Data for processing →
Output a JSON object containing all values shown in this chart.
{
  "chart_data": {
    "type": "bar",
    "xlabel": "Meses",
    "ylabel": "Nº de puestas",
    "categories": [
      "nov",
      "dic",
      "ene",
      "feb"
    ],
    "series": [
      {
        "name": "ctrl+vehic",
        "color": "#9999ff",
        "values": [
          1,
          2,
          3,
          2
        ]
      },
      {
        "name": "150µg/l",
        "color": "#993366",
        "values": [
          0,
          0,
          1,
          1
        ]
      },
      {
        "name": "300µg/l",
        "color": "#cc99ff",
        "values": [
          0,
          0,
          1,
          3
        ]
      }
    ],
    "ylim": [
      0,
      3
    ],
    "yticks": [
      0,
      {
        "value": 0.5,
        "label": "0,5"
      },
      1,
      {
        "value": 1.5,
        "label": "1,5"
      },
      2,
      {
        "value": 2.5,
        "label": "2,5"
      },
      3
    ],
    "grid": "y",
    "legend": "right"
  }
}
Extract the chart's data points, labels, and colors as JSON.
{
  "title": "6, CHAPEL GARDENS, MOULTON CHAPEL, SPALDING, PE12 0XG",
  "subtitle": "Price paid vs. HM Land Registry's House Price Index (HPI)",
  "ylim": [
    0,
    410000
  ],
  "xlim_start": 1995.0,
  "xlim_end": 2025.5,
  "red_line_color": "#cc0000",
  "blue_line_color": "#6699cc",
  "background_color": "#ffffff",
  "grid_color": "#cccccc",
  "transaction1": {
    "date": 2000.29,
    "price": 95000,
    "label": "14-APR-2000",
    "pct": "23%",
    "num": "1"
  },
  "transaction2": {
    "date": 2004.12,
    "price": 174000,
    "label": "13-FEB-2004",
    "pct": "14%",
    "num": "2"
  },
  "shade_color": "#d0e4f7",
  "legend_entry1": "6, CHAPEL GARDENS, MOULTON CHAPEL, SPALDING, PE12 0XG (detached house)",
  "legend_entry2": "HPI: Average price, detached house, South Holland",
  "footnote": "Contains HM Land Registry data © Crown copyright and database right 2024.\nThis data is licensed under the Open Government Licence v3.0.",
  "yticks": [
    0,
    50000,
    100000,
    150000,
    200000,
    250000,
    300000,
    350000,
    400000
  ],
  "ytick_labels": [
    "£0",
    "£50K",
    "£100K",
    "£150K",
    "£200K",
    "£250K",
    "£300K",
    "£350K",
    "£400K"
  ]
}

Exercise description →
Transcribe the material exactly as it reads.

Response to this task →
Output a JSON object containing all values shown in this chart.
{
  "chart_data": {
    "type": "bar",
    "xlabel": "Meses",
    "ylabel": "Nº de puestas",
    "categories": [
      "nov",
      "dic",
      "ene",
      "feb"
    ],
    "series": [
      {
        "name": "ctrl+vehic",
        "color": "#9999ff",
        "values": [
          1,
          2,
          3,
          2
        ]
      },
      {
        "name": "150µg/l",
        "color": "#993366",
        "values": [
          0,
          0,
          1,
          1
        ]
      },
      {
        "name": "300µg/l",
        "color": "#cc99ff",
        "values": [
          0,
          0,
          1,
          3
        ]
      }
    ],
    "ylim": [
      0,
      3
    ],
    "yticks": [
      0,
      {
        "value": 0.5,
        "label": "0,5"
      },
      1,
      {
        "value": 1.5,
        "label": "1,5"
      },
      2,
      {
        "value": 2.5,
        "label": "2,5"
      },
      3
    ],
    "grid": "y",
    "legend": "right"
  }
}
Extract the chart's data points, labels, and colors as JSON.
{
  "title": "6, CHAPEL GARDENS, MOULTON CHAPEL, SPALDING, PE12 0XG",
  "subtitle": "Price paid vs. HM Land Registry's House Price Index (HPI)",
  "ylim": [
    0,
    410000
  ],
  "xlim_start": 1995.0,
  "xlim_end": 2025.5,
  "red_line_color": "#cc0000",
  "blue_line_color": "#6699cc",
  "background_color": "#ffffff",
  "grid_color": "#cccccc",
  "transaction1": {
    "date": 2000.29,
    "price": 95000,
    "label": "14-APR-2000",
    "pct": "23%",
    "num": "1"
  },
  "transaction2": {
    "date": 2004.12,
    "price": 174000,
    "label": "13-FEB-2004",
    "pct": "14%",
    "num": "2"
  },
  "shade_color": "#d0e4f7",
  "legend_entry1": "6, CHAPEL GARDENS, MOULTON CHAPEL, SPALDING, PE12 0XG (detached house)",
  "legend_entry2": "HPI: Average price, detached house, South Holland",
  "footnote": "Contains HM Land Registry data © Crown copyright and database right 2024.\nThis data is licensed under the Open Government Licence v3.0.",
  "yticks": [
    0,
    50000,
    100000,
    150000,
    200000,
    250000,
    300000,
    350000,
    400000
  ],
  "ytick_labels": [
    "£0",
    "£50K",
    "£100K",
    "£150K",
    "£200K",
    "£250K",
    "£300K",
    "£350K",
    "£400K"
  ]
}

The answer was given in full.